__Records for the exercise__
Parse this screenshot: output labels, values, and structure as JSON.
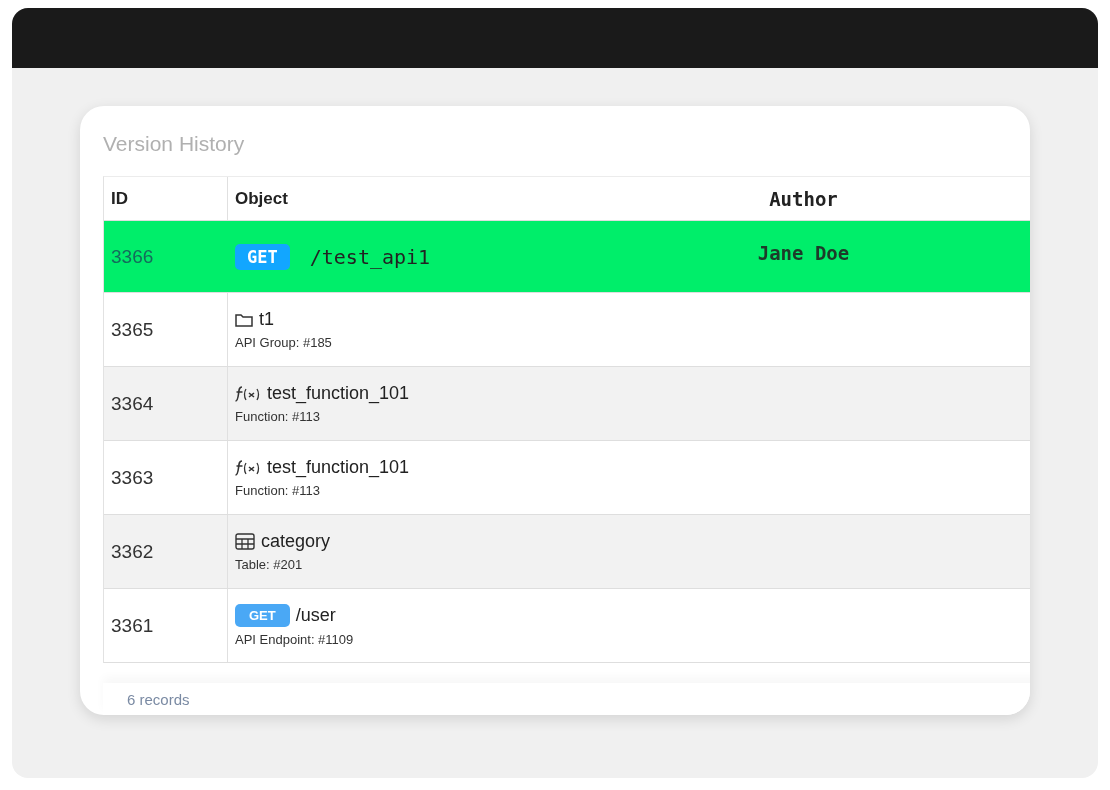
{
  "panel": {
    "title": "Version History"
  },
  "table": {
    "columns": [
      "ID",
      "Object",
      "Author"
    ],
    "rows": [
      {
        "id": "3366",
        "kind": "endpoint",
        "method": "GET",
        "name": "/test_api1",
        "author": "Jane Doe",
        "selected": true
      },
      {
        "id": "3365",
        "kind": "group",
        "name": "t1",
        "subtitle": "API Group: #185",
        "selected": false
      },
      {
        "id": "3364",
        "kind": "function",
        "name": "test_function_101",
        "subtitle": "Function: #113",
        "selected": false
      },
      {
        "id": "3363",
        "kind": "function",
        "name": "test_function_101",
        "subtitle": "Function: #113",
        "selected": false
      },
      {
        "id": "3362",
        "kind": "table",
        "name": "category",
        "subtitle": "Table: #201",
        "selected": false
      },
      {
        "id": "3361",
        "kind": "endpoint",
        "method": "GET",
        "name": "/user",
        "subtitle": "API Endpoint: #1109",
        "selected": false
      }
    ]
  },
  "footer": {
    "count": "6 records"
  }
}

__Written task__
Take the listing above and print it exactly, apart from the pictures.

__Output for this exercise__
Parse this screenshot: output labels, values, and structure as JSON.
{
  "panel": {
    "title": "Version History"
  },
  "table": {
    "columns": [
      "ID",
      "Object",
      "Author"
    ],
    "rows": [
      {
        "id": "3366",
        "kind": "endpoint",
        "method": "GET",
        "name": "/test_api1",
        "author": "Jane Doe",
        "selected": true
      },
      {
        "id": "3365",
        "kind": "group",
        "name": "t1",
        "subtitle": "API Group: #185",
        "selected": false
      },
      {
        "id": "3364",
        "kind": "function",
        "name": "test_function_101",
        "subtitle": "Function: #113",
        "selected": false
      },
      {
        "id": "3363",
        "kind": "function",
        "name": "test_function_101",
        "subtitle": "Function: #113",
        "selected": false
      },
      {
        "id": "3362",
        "kind": "table",
        "name": "category",
        "subtitle": "Table: #201",
        "selected": false
      },
      {
        "id": "3361",
        "kind": "endpoint",
        "method": "GET",
        "name": "/user",
        "subtitle": "API Endpoint: #1109",
        "selected": false
      }
    ]
  },
  "footer": {
    "count": "6 records"
  }
}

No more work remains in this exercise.